Supplied entries —

========================

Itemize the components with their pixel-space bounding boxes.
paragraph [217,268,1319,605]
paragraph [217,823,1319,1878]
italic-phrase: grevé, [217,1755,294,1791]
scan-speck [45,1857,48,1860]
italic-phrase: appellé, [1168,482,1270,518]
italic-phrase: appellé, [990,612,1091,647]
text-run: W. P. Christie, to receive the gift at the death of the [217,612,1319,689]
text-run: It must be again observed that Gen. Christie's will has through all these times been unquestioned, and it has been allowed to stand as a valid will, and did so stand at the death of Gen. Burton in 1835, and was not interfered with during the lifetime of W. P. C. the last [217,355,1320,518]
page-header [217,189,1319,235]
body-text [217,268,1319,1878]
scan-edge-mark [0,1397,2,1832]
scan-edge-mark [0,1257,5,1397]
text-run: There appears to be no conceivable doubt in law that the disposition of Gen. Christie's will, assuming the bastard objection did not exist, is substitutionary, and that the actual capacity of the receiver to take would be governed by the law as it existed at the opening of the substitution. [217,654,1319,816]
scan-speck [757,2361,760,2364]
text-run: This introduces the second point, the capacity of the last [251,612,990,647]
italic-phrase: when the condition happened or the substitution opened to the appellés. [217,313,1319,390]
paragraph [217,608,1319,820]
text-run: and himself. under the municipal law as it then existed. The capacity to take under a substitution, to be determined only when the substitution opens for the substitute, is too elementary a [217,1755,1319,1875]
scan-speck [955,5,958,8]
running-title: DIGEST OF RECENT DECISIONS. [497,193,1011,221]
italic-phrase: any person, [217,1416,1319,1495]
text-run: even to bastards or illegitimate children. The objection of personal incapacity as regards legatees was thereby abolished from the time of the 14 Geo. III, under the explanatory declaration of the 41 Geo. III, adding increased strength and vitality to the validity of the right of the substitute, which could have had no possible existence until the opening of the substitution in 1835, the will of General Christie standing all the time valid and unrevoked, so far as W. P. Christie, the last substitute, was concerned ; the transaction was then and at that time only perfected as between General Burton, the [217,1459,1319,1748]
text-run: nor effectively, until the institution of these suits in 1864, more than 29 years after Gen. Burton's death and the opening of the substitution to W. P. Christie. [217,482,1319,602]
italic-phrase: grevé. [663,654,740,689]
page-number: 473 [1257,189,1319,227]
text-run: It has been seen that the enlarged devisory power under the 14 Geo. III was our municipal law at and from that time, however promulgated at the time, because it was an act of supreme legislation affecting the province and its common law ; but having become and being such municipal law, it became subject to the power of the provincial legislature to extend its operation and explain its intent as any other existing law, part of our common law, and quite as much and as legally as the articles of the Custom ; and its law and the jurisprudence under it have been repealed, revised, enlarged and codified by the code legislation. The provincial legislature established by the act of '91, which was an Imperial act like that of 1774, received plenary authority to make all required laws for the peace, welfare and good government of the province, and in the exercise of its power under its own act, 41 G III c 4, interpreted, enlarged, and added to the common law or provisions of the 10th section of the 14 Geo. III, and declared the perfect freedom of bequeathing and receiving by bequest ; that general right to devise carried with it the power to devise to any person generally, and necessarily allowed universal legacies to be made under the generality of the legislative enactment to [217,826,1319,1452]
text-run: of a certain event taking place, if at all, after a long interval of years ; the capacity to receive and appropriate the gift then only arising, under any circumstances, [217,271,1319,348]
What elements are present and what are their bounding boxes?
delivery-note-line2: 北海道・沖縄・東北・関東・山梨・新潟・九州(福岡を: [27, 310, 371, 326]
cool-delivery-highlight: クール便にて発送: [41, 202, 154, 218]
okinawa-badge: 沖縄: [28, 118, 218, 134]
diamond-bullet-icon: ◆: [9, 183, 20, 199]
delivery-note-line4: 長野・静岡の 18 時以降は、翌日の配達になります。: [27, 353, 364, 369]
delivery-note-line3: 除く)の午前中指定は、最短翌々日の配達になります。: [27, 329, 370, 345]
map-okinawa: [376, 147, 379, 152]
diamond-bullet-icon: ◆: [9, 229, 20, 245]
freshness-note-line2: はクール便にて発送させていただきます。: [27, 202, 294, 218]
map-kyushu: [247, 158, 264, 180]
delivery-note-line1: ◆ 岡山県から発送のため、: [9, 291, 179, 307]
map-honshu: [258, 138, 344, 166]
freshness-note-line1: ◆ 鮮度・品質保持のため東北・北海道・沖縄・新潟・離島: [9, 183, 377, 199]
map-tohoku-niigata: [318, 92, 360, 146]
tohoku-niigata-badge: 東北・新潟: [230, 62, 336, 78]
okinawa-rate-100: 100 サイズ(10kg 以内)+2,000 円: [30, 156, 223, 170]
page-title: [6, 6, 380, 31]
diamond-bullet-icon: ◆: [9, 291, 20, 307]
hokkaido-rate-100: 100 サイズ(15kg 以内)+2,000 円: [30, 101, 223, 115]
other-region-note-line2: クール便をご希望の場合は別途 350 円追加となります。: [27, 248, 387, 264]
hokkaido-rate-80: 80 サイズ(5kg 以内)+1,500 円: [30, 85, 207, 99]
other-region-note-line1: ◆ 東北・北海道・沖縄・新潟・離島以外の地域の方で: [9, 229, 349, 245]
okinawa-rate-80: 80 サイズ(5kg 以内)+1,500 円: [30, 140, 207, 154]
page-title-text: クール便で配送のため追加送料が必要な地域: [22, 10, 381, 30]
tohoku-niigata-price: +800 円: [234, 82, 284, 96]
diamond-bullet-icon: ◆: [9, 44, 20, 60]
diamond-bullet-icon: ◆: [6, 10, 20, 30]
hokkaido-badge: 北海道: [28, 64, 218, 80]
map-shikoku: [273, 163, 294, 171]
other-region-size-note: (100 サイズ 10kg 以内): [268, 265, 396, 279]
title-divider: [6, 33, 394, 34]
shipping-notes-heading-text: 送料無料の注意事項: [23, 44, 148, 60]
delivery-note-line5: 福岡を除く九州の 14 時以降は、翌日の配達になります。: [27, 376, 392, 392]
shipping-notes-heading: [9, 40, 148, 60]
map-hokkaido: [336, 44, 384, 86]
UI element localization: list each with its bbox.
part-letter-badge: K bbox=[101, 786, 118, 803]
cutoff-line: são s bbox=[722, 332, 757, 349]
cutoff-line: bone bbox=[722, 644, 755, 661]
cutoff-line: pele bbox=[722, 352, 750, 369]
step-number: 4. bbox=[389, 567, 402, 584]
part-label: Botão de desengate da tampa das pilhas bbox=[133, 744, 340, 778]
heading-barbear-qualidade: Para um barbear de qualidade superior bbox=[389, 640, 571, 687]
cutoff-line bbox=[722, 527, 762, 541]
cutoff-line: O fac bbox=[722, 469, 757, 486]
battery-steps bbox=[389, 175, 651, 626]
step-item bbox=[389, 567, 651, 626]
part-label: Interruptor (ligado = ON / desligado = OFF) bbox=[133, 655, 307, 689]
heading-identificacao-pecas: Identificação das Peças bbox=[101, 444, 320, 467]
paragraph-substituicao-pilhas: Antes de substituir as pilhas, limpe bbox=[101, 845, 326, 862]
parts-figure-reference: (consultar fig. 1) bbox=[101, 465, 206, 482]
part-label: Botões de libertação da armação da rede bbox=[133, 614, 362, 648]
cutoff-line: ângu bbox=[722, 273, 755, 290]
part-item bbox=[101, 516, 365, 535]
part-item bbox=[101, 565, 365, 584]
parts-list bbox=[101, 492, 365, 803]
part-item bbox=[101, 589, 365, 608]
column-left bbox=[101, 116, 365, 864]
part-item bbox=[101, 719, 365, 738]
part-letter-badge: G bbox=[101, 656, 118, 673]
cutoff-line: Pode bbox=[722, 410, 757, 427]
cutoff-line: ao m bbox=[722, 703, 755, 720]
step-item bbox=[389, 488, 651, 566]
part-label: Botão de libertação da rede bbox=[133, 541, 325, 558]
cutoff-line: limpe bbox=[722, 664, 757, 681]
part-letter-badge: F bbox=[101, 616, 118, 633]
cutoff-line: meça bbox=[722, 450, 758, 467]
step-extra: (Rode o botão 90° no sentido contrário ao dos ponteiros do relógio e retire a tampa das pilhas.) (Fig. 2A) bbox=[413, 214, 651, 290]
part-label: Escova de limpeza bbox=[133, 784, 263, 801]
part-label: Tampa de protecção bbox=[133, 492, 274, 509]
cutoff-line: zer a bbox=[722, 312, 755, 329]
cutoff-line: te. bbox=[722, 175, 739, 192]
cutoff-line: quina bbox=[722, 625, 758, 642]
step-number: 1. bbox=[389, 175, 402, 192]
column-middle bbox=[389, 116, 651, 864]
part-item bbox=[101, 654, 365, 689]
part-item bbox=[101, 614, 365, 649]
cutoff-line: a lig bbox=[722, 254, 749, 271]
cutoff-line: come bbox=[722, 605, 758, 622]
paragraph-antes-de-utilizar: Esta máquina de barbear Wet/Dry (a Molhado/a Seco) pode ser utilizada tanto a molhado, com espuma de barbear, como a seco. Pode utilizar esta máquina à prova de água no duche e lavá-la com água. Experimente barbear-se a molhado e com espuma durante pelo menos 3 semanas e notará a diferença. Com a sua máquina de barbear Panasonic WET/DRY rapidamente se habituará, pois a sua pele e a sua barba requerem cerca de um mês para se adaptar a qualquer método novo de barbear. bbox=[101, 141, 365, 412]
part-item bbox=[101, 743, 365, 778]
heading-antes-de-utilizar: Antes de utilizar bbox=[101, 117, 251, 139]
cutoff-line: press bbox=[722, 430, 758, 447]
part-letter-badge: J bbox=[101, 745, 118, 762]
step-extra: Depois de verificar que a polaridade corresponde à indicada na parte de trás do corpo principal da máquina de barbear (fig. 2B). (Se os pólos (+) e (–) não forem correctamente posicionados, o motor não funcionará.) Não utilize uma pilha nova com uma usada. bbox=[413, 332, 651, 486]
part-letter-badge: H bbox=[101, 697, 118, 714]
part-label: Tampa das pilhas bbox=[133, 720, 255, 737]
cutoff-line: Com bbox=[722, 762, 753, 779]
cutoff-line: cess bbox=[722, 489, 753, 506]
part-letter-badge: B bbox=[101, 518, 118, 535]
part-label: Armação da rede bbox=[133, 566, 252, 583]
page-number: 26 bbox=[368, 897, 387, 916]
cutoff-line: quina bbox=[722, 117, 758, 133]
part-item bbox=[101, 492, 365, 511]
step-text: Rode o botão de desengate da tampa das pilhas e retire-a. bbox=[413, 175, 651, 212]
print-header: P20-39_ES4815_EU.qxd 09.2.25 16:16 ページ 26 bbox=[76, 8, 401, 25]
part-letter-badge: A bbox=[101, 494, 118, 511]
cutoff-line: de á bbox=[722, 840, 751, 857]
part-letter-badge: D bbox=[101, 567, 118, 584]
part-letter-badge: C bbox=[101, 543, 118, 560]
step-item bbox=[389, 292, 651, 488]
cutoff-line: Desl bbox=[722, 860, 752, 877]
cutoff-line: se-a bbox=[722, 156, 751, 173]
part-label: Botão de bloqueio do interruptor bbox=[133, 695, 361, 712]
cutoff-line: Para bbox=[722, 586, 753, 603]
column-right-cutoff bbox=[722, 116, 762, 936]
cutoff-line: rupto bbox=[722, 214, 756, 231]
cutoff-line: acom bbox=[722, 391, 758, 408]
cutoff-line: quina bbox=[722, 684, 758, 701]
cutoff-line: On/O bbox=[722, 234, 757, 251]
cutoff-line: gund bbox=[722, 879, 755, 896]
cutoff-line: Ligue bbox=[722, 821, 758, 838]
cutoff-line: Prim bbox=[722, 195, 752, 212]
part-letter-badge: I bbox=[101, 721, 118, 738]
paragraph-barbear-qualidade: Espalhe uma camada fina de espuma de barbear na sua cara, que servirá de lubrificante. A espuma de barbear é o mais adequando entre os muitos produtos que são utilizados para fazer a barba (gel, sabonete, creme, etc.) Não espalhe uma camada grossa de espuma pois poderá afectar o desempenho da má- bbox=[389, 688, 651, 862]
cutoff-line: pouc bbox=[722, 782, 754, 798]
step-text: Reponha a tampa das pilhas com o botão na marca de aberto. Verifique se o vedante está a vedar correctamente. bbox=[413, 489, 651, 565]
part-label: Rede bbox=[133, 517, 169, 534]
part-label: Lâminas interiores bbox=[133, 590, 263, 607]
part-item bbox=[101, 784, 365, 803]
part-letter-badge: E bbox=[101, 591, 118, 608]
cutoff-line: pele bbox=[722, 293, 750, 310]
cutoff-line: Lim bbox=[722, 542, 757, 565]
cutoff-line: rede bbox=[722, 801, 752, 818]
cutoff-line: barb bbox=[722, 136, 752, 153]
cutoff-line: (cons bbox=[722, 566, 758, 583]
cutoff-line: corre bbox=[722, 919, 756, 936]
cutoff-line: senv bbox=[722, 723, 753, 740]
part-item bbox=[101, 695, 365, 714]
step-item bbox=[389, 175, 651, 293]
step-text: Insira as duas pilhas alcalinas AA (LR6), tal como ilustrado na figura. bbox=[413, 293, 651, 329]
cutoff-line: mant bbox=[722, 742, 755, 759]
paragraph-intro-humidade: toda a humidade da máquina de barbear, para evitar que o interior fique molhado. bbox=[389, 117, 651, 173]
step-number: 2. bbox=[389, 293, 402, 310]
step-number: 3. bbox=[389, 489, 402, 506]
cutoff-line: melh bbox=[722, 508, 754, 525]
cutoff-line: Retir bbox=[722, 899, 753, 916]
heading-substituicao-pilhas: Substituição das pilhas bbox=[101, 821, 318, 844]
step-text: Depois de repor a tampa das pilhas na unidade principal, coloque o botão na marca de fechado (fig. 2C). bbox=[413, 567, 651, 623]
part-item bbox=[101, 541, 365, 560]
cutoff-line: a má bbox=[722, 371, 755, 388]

========================

Exercise directions — Reproduce word for word the lines from the very first one through the line that contains "scan-speck [955,5,958,8]", both included.

Task result —
Itemize the components with their pixel-space bounding boxes.
paragraph [217,268,1319,605]
paragraph [217,823,1319,1878]
italic-phrase: grevé, [217,1755,294,1791]
scan-speck [45,1857,48,1860]
italic-phrase: appellé, [1168,482,1270,518]
italic-phrase: appellé, [990,612,1091,647]
text-run: W. P. Christie, to receive the gift at the death of the [217,612,1319,689]
text-run: It must be again observed that Gen. Christie's will has through all these times been unquestioned, and it has been allowed to stand as a valid will, and did so stand at the death of Gen. Burton in 1835, and was not interfered with during the lifetime of W. P. C. the last [217,355,1320,518]
page-header [217,189,1319,235]
body-text [217,268,1319,1878]
scan-edge-mark [0,1397,2,1832]
scan-edge-mark [0,1257,5,1397]
text-run: There appears to be no conceivable doubt in law that the disposition of Gen. Christie's will, assuming the bastard objection did not exist, is substitutionary, and that the actual capacity of the receiver to take would be governed by the law as it existed at the opening of the substitution. [217,654,1319,816]
scan-speck [757,2361,760,2364]
text-run: This introduces the second point, the capacity of the last [251,612,990,647]
italic-phrase: when the condition happened or the substitution opened to the appellés. [217,313,1319,390]
paragraph [217,608,1319,820]
text-run: and himself. under the municipal law as it then existed. The capacity to take under a substitution, to be determined only when the substitution opens for the substitute, is too elementary a [217,1755,1319,1875]
scan-speck [955,5,958,8]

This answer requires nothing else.